WORK INSTRUCTIONS - Repeat what the lines below say, word for word, and skip every image.

RECORDS SUPPLIED -
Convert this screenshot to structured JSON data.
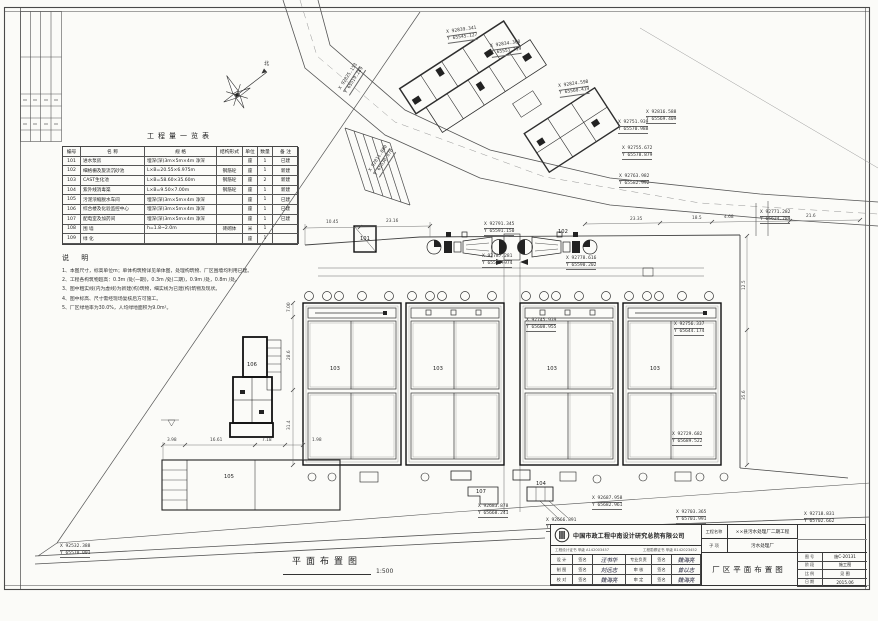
{
  "quantity_table": {
    "title": "工程量一览表",
    "headers": [
      "编号",
      "名  称",
      "规  格",
      "结构形式",
      "单位",
      "数量",
      "备 注"
    ],
    "rows": [
      [
        "101",
        "进水泵房",
        "埋深(深)3m×5m×4m 净深",
        "",
        "座",
        "1",
        "已建"
      ],
      [
        "102",
        "细格栅及旋流沉砂池",
        "L×B=20.55×6.975m",
        "钢筋砼",
        "座",
        "1",
        "新建"
      ],
      [
        "103",
        "CAST生化池",
        "L×B=58.60×35.60m",
        "钢筋砼",
        "座",
        "2",
        "新建"
      ],
      [
        "104",
        "紫外线消毒渠",
        "L×B=9.50×7.00m",
        "钢筋砼",
        "座",
        "1",
        "新建"
      ],
      [
        "105",
        "污泥浓缩脱水车间",
        "埋深(深)3m×5m×4m 净深",
        "",
        "座",
        "1",
        "已建"
      ],
      [
        "106",
        "综合楼及化验监控中心",
        "埋深(深)3m×5m×4m 净深",
        "",
        "座",
        "1",
        "已建"
      ],
      [
        "107",
        "配电室及加药间",
        "埋深(深)3m×5m×4m 净深",
        "",
        "座",
        "1",
        "已建"
      ],
      [
        "108",
        "围 墙",
        "h=1.8~2.0m",
        "砖砌体",
        "米",
        "1",
        ""
      ],
      [
        "109",
        "绿 化",
        "",
        "",
        "座",
        "1",
        ""
      ]
    ]
  },
  "notes": {
    "title": "说 明",
    "items": [
      "1、本图尺寸，标高单位m；单体构筑物详见单体图，处理构筑物、厂区围墙均利用已建。",
      "2、工程各构筑物超高：0.3m /处(一期)，0.3m /处(二期)，0.9m /处，0.8m /处。",
      "3、图中粗实线(内为虚线)为新建(构)筑物，细实线为已建(构)筑物及现状。",
      "4、图中标高、尺寸需经现场复核后方可施工。",
      "5、厂区绿地率为30.0%，人均绿地面积为9.0m²。"
    ]
  },
  "plan_title": {
    "text": "平面布置图",
    "scale": "1:500"
  },
  "structure_labels": [
    {
      "t": "北",
      "x": 264,
      "y": 60,
      "n": "north-label"
    },
    {
      "t": "101",
      "x": 360,
      "y": 236
    },
    {
      "t": "102",
      "x": 558,
      "y": 229
    },
    {
      "t": "103",
      "x": 330,
      "y": 366
    },
    {
      "t": "103",
      "x": 433,
      "y": 366
    },
    {
      "t": "103",
      "x": 547,
      "y": 366
    },
    {
      "t": "103",
      "x": 650,
      "y": 366
    },
    {
      "t": "104",
      "x": 536,
      "y": 481
    },
    {
      "t": "105",
      "x": 224,
      "y": 474
    },
    {
      "t": "106",
      "x": 247,
      "y": 362
    },
    {
      "t": "107",
      "x": 476,
      "y": 489
    }
  ],
  "coordinate_labels": [
    {
      "x": 60,
      "y": 544,
      "X": "X 92532.388",
      "Y": "Y 65570.001"
    },
    {
      "x": 618,
      "y": 120,
      "X": "X 92751.939",
      "Y": "Y 65570.988"
    },
    {
      "x": 622,
      "y": 146,
      "X": "X 92755.672",
      "Y": "Y 65578.879"
    },
    {
      "x": 619,
      "y": 174,
      "X": "X 92763.982",
      "Y": "Y 65582.992"
    },
    {
      "x": 760,
      "y": 210,
      "X": "X 92771.282",
      "Y": "Y 65624.789"
    },
    {
      "x": 482,
      "y": 254,
      "X": "X 92787.281",
      "Y": "Y 65585.974"
    },
    {
      "x": 566,
      "y": 256,
      "X": "X 92778.616",
      "Y": "Y 65590.202"
    },
    {
      "x": 484,
      "y": 222,
      "X": "X 92791.345",
      "Y": "Y 65591.150"
    },
    {
      "x": 526,
      "y": 318,
      "X": "X 92745.939",
      "Y": "Y 65608.955"
    },
    {
      "x": 674,
      "y": 322,
      "X": "X 92756.337",
      "Y": "Y 65644.174"
    },
    {
      "x": 672,
      "y": 432,
      "X": "X 92729.682",
      "Y": "Y 65689.522"
    },
    {
      "x": 478,
      "y": 504,
      "X": "X 92683.878",
      "Y": "Y 65668.241"
    },
    {
      "x": 592,
      "y": 496,
      "X": "X 92687.958",
      "Y": "Y 65682.961"
    },
    {
      "x": 546,
      "y": 518,
      "X": "X 92666.891",
      "Y": "Y 65665.311"
    },
    {
      "x": 676,
      "y": 510,
      "X": "X 92703.365",
      "Y": "Y 65701.991"
    },
    {
      "x": 804,
      "y": 512,
      "X": "X 92718.831",
      "Y": "Y 65702.662"
    },
    {
      "x": 338,
      "y": 88,
      "X": "X 92825.153",
      "Y": "Y 65519.289",
      "rot": -57
    },
    {
      "x": 368,
      "y": 170,
      "X": "X 92811.080",
      "Y": "Y 65530.870",
      "rot": -57
    },
    {
      "x": 446,
      "y": 30,
      "X": "X 92839.341",
      "Y": "Y 65545.127",
      "rot": -8
    },
    {
      "x": 490,
      "y": 44,
      "X": "X 92834.368",
      "Y": "Y 65551.719",
      "rot": -8
    },
    {
      "x": 558,
      "y": 84,
      "X": "X 92824.598",
      "Y": "Y 65560.419",
      "rot": -8
    },
    {
      "x": 646,
      "y": 110,
      "X": "X 92816.588",
      "Y": "Y 65569.409"
    }
  ],
  "dimension_labels": [
    {
      "t": "10.45",
      "x": 326,
      "y": 220
    },
    {
      "t": "23.16",
      "x": 386,
      "y": 219
    },
    {
      "t": "23.35",
      "x": 630,
      "y": 217
    },
    {
      "t": "18.5",
      "x": 692,
      "y": 216
    },
    {
      "t": "4.68",
      "x": 724,
      "y": 215
    },
    {
      "t": "21.6",
      "x": 806,
      "y": 214
    },
    {
      "t": "3.98",
      "x": 167,
      "y": 438
    },
    {
      "t": "16.61",
      "x": 210,
      "y": 438
    },
    {
      "t": "7.18",
      "x": 262,
      "y": 438
    },
    {
      "t": "1.98",
      "x": 312,
      "y": 438
    },
    {
      "t": "7.00",
      "x": 287,
      "y": 312,
      "rot": -90
    },
    {
      "t": "28.6",
      "x": 287,
      "y": 360,
      "rot": -90
    },
    {
      "t": "31.4",
      "x": 287,
      "y": 430,
      "rot": -90
    },
    {
      "t": "12.5",
      "x": 742,
      "y": 290,
      "rot": -90
    },
    {
      "t": "35.6",
      "x": 742,
      "y": 400,
      "rot": -90
    }
  ],
  "title_block": {
    "company": "中国市政工程中南设计研究总院有限公司",
    "cert_left": "工程设计证书 甲级 A142003457",
    "cert_right": "工程勘察证书 甲级 B142023452",
    "sign_rows": [
      [
        "设 计",
        "签名",
        "汪书华",
        "专业负责",
        "签名",
        "魏海亮"
      ],
      [
        "制 图",
        "签名",
        "刘远志",
        "审 核",
        "签名",
        "曾以志"
      ],
      [
        "校 对",
        "签名",
        "魏海亮",
        "审 定",
        "签名",
        "魏海亮"
      ]
    ],
    "project_label": "工程名称",
    "project_value": "××县污水处理厂二期工程",
    "subitem_label": "子 项",
    "subitem_value": "污水处理厂",
    "drawing_title": "厂区平面布置图",
    "fields": [
      [
        "图 号",
        "施C-20131"
      ],
      [
        "阶 段",
        "施工图"
      ],
      [
        "比 例",
        "见 图"
      ],
      [
        "日 期",
        "2015.06"
      ]
    ]
  }
}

RESULT FOR THIS TASK -
Convert this screenshot to structured JSON data.
{
  "quantity_table": {
    "title": "工程量一览表",
    "headers": [
      "编号",
      "名  称",
      "规  格",
      "结构形式",
      "单位",
      "数量",
      "备 注"
    ],
    "rows": [
      [
        "101",
        "进水泵房",
        "埋深(深)3m×5m×4m 净深",
        "",
        "座",
        "1",
        "已建"
      ],
      [
        "102",
        "细格栅及旋流沉砂池",
        "L×B=20.55×6.975m",
        "钢筋砼",
        "座",
        "1",
        "新建"
      ],
      [
        "103",
        "CAST生化池",
        "L×B=58.60×35.60m",
        "钢筋砼",
        "座",
        "2",
        "新建"
      ],
      [
        "104",
        "紫外线消毒渠",
        "L×B=9.50×7.00m",
        "钢筋砼",
        "座",
        "1",
        "新建"
      ],
      [
        "105",
        "污泥浓缩脱水车间",
        "埋深(深)3m×5m×4m 净深",
        "",
        "座",
        "1",
        "已建"
      ],
      [
        "106",
        "综合楼及化验监控中心",
        "埋深(深)3m×5m×4m 净深",
        "",
        "座",
        "1",
        "已建"
      ],
      [
        "107",
        "配电室及加药间",
        "埋深(深)3m×5m×4m 净深",
        "",
        "座",
        "1",
        "已建"
      ],
      [
        "108",
        "围 墙",
        "h=1.8~2.0m",
        "砖砌体",
        "米",
        "1",
        ""
      ],
      [
        "109",
        "绿 化",
        "",
        "",
        "座",
        "1",
        ""
      ]
    ]
  },
  "notes": {
    "title": "说 明",
    "items": [
      "1、本图尺寸，标高单位m；单体构筑物详见单体图，处理构筑物、厂区围墙均利用已建。",
      "2、工程各构筑物超高：0.3m /处(一期)，0.3m /处(二期)，0.9m /处，0.8m /处。",
      "3、图中粗实线(内为虚线)为新建(构)筑物，细实线为已建(构)筑物及现状。",
      "4、图中标高、尺寸需经现场复核后方可施工。",
      "5、厂区绿地率为30.0%，人均绿地面积为9.0m²。"
    ]
  },
  "plan_title": {
    "text": "平面布置图",
    "scale": "1:500"
  },
  "structure_labels": [
    {
      "t": "北",
      "x": 264,
      "y": 60,
      "n": "north-label"
    },
    {
      "t": "101",
      "x": 360,
      "y": 236
    },
    {
      "t": "102",
      "x": 558,
      "y": 229
    },
    {
      "t": "103",
      "x": 330,
      "y": 366
    },
    {
      "t": "103",
      "x": 433,
      "y": 366
    },
    {
      "t": "103",
      "x": 547,
      "y": 366
    },
    {
      "t": "103",
      "x": 650,
      "y": 366
    },
    {
      "t": "104",
      "x": 536,
      "y": 481
    },
    {
      "t": "105",
      "x": 224,
      "y": 474
    },
    {
      "t": "106",
      "x": 247,
      "y": 362
    },
    {
      "t": "107",
      "x": 476,
      "y": 489
    }
  ],
  "coordinate_labels": [
    {
      "x": 60,
      "y": 544,
      "X": "X 92532.388",
      "Y": "Y 65570.001"
    },
    {
      "x": 618,
      "y": 120,
      "X": "X 92751.939",
      "Y": "Y 65570.988"
    },
    {
      "x": 622,
      "y": 146,
      "X": "X 92755.672",
      "Y": "Y 65578.879"
    },
    {
      "x": 619,
      "y": 174,
      "X": "X 92763.982",
      "Y": "Y 65582.992"
    },
    {
      "x": 760,
      "y": 210,
      "X": "X 92771.282",
      "Y": "Y 65624.789"
    },
    {
      "x": 482,
      "y": 254,
      "X": "X 92787.281",
      "Y": "Y 65585.974"
    },
    {
      "x": 566,
      "y": 256,
      "X": "X 92778.616",
      "Y": "Y 65590.202"
    },
    {
      "x": 484,
      "y": 222,
      "X": "X 92791.345",
      "Y": "Y 65591.150"
    },
    {
      "x": 526,
      "y": 318,
      "X": "X 92745.939",
      "Y": "Y 65608.955"
    },
    {
      "x": 674,
      "y": 322,
      "X": "X 92756.337",
      "Y": "Y 65644.174"
    },
    {
      "x": 672,
      "y": 432,
      "X": "X 92729.682",
      "Y": "Y 65689.522"
    },
    {
      "x": 478,
      "y": 504,
      "X": "X 92683.878",
      "Y": "Y 65668.241"
    },
    {
      "x": 592,
      "y": 496,
      "X": "X 92687.958",
      "Y": "Y 65682.961"
    },
    {
      "x": 546,
      "y": 518,
      "X": "X 92666.891",
      "Y": "Y 65665.311"
    },
    {
      "x": 676,
      "y": 510,
      "X": "X 92703.365",
      "Y": "Y 65701.991"
    },
    {
      "x": 804,
      "y": 512,
      "X": "X 92718.831",
      "Y": "Y 65702.662"
    },
    {
      "x": 338,
      "y": 88,
      "X": "X 92825.153",
      "Y": "Y 65519.289",
      "rot": -57
    },
    {
      "x": 368,
      "y": 170,
      "X": "X 92811.080",
      "Y": "Y 65530.870",
      "rot": -57
    },
    {
      "x": 446,
      "y": 30,
      "X": "X 92839.341",
      "Y": "Y 65545.127",
      "rot": -8
    },
    {
      "x": 490,
      "y": 44,
      "X": "X 92834.368",
      "Y": "Y 65551.719",
      "rot": -8
    },
    {
      "x": 558,
      "y": 84,
      "X": "X 92824.598",
      "Y": "Y 65560.419",
      "rot": -8
    },
    {
      "x": 646,
      "y": 110,
      "X": "X 92816.588",
      "Y": "Y 65569.409"
    }
  ],
  "dimension_labels": [
    {
      "t": "10.45",
      "x": 326,
      "y": 220
    },
    {
      "t": "23.16",
      "x": 386,
      "y": 219
    },
    {
      "t": "23.35",
      "x": 630,
      "y": 217
    },
    {
      "t": "18.5",
      "x": 692,
      "y": 216
    },
    {
      "t": "4.68",
      "x": 724,
      "y": 215
    },
    {
      "t": "21.6",
      "x": 806,
      "y": 214
    },
    {
      "t": "3.98",
      "x": 167,
      "y": 438
    },
    {
      "t": "16.61",
      "x": 210,
      "y": 438
    },
    {
      "t": "7.18",
      "x": 262,
      "y": 438
    },
    {
      "t": "1.98",
      "x": 312,
      "y": 438
    },
    {
      "t": "7.00",
      "x": 287,
      "y": 312,
      "rot": -90
    },
    {
      "t": "28.6",
      "x": 287,
      "y": 360,
      "rot": -90
    },
    {
      "t": "31.4",
      "x": 287,
      "y": 430,
      "rot": -90
    },
    {
      "t": "12.5",
      "x": 742,
      "y": 290,
      "rot": -90
    },
    {
      "t": "35.6",
      "x": 742,
      "y": 400,
      "rot": -90
    }
  ],
  "title_block": {
    "company": "中国市政工程中南设计研究总院有限公司",
    "cert_left": "工程设计证书 甲级 A142003457",
    "cert_right": "工程勘察证书 甲级 B142023452",
    "sign_rows": [
      [
        "设 计",
        "签名",
        "汪书华",
        "专业负责",
        "签名",
        "魏海亮"
      ],
      [
        "制 图",
        "签名",
        "刘远志",
        "审 核",
        "签名",
        "曾以志"
      ],
      [
        "校 对",
        "签名",
        "魏海亮",
        "审 定",
        "签名",
        "魏海亮"
      ]
    ],
    "project_label": "工程名称",
    "project_value": "××县污水处理厂二期工程",
    "subitem_label": "子 项",
    "subitem_value": "污水处理厂",
    "drawing_title": "厂区平面布置图",
    "fields": [
      [
        "图 号",
        "施C-20131"
      ],
      [
        "阶 段",
        "施工图"
      ],
      [
        "比 例",
        "见 图"
      ],
      [
        "日 期",
        "2015.06"
      ]
    ]
  }
}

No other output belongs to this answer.